_Given problem:_ Each entry below is to be duplicated verbatim.

_Data for this exercise:_

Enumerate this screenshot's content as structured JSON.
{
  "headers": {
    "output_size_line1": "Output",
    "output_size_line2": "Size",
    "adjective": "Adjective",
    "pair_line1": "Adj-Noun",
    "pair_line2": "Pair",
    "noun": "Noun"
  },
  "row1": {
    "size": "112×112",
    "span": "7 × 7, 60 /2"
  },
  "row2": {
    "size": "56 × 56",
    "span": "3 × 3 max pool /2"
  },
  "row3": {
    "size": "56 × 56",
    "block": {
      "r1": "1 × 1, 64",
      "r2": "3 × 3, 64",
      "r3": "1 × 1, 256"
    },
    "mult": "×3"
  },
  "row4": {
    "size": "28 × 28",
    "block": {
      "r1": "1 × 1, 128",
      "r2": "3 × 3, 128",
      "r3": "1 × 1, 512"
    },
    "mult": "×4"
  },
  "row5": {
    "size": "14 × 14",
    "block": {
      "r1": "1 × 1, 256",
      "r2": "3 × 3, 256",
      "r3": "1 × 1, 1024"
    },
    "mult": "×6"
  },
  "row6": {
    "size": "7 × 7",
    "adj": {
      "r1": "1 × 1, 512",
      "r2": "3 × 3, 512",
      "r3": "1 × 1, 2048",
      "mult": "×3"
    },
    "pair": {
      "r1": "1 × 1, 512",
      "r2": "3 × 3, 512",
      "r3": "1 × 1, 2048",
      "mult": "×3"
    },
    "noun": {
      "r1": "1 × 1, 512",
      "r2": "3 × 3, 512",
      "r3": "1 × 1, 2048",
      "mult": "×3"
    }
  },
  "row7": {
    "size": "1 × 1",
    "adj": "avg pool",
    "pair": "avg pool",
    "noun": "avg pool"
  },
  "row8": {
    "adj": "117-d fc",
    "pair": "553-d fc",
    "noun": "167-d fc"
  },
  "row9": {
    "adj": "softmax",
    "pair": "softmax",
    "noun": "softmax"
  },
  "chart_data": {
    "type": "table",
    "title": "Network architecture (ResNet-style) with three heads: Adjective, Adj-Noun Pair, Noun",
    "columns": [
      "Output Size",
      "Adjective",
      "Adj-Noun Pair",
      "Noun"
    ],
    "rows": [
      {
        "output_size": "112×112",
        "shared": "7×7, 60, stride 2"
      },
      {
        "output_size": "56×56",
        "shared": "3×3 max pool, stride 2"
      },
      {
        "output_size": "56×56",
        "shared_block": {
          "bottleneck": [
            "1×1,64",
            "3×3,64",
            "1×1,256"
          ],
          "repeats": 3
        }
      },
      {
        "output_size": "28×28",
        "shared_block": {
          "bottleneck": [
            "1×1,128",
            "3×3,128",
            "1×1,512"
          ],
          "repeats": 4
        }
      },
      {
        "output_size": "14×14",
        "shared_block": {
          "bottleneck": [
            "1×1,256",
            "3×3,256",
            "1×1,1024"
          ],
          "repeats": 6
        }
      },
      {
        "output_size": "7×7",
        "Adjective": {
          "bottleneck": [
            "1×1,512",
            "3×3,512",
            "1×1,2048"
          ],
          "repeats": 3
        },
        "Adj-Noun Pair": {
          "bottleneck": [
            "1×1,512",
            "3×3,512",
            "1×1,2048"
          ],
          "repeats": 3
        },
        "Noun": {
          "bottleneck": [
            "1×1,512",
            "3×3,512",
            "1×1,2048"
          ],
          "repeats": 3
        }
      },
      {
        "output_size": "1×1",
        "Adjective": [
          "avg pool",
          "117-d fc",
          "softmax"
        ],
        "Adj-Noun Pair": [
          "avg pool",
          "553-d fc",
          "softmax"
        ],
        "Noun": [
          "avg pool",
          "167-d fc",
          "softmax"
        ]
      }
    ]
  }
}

_Output below:_
Enumerate this screenshot's content as structured JSON.
{
  "headers": {
    "output_size_line1": "Output",
    "output_size_line2": "Size",
    "adjective": "Adjective",
    "pair_line1": "Adj-Noun",
    "pair_line2": "Pair",
    "noun": "Noun"
  },
  "row1": {
    "size": "112×112",
    "span": "7 × 7, 60 /2"
  },
  "row2": {
    "size": "56 × 56",
    "span": "3 × 3 max pool /2"
  },
  "row3": {
    "size": "56 × 56",
    "block": {
      "r1": "1 × 1, 64",
      "r2": "3 × 3, 64",
      "r3": "1 × 1, 256"
    },
    "mult": "×3"
  },
  "row4": {
    "size": "28 × 28",
    "block": {
      "r1": "1 × 1, 128",
      "r2": "3 × 3, 128",
      "r3": "1 × 1, 512"
    },
    "mult": "×4"
  },
  "row5": {
    "size": "14 × 14",
    "block": {
      "r1": "1 × 1, 256",
      "r2": "3 × 3, 256",
      "r3": "1 × 1, 1024"
    },
    "mult": "×6"
  },
  "row6": {
    "size": "7 × 7",
    "adj": {
      "r1": "1 × 1, 512",
      "r2": "3 × 3, 512",
      "r3": "1 × 1, 2048",
      "mult": "×3"
    },
    "pair": {
      "r1": "1 × 1, 512",
      "r2": "3 × 3, 512",
      "r3": "1 × 1, 2048",
      "mult": "×3"
    },
    "noun": {
      "r1": "1 × 1, 512",
      "r2": "3 × 3, 512",
      "r3": "1 × 1, 2048",
      "mult": "×3"
    }
  },
  "row7": {
    "size": "1 × 1",
    "adj": "avg pool",
    "pair": "avg pool",
    "noun": "avg pool"
  },
  "row8": {
    "adj": "117-d fc",
    "pair": "553-d fc",
    "noun": "167-d fc"
  },
  "row9": {
    "adj": "softmax",
    "pair": "softmax",
    "noun": "softmax"
  },
  "chart_data": {
    "type": "table",
    "title": "Network architecture (ResNet-style) with three heads: Adjective, Adj-Noun Pair, Noun",
    "columns": [
      "Output Size",
      "Adjective",
      "Adj-Noun Pair",
      "Noun"
    ],
    "rows": [
      {
        "output_size": "112×112",
        "shared": "7×7, 60, stride 2"
      },
      {
        "output_size": "56×56",
        "shared": "3×3 max pool, stride 2"
      },
      {
        "output_size": "56×56",
        "shared_block": {
          "bottleneck": [
            "1×1,64",
            "3×3,64",
            "1×1,256"
          ],
          "repeats": 3
        }
      },
      {
        "output_size": "28×28",
        "shared_block": {
          "bottleneck": [
            "1×1,128",
            "3×3,128",
            "1×1,512"
          ],
          "repeats": 4
        }
      },
      {
        "output_size": "14×14",
        "shared_block": {
          "bottleneck": [
            "1×1,256",
            "3×3,256",
            "1×1,1024"
          ],
          "repeats": 6
        }
      },
      {
        "output_size": "7×7",
        "Adjective": {
          "bottleneck": [
            "1×1,512",
            "3×3,512",
            "1×1,2048"
          ],
          "repeats": 3
        },
        "Adj-Noun Pair": {
          "bottleneck": [
            "1×1,512",
            "3×3,512",
            "1×1,2048"
          ],
          "repeats": 3
        },
        "Noun": {
          "bottleneck": [
            "1×1,512",
            "3×3,512",
            "1×1,2048"
          ],
          "repeats": 3
        }
      },
      {
        "output_size": "1×1",
        "Adjective": [
          "avg pool",
          "117-d fc",
          "softmax"
        ],
        "Adj-Noun Pair": [
          "avg pool",
          "553-d fc",
          "softmax"
        ],
        "Noun": [
          "avg pool",
          "167-d fc",
          "softmax"
        ]
      }
    ]
  }
}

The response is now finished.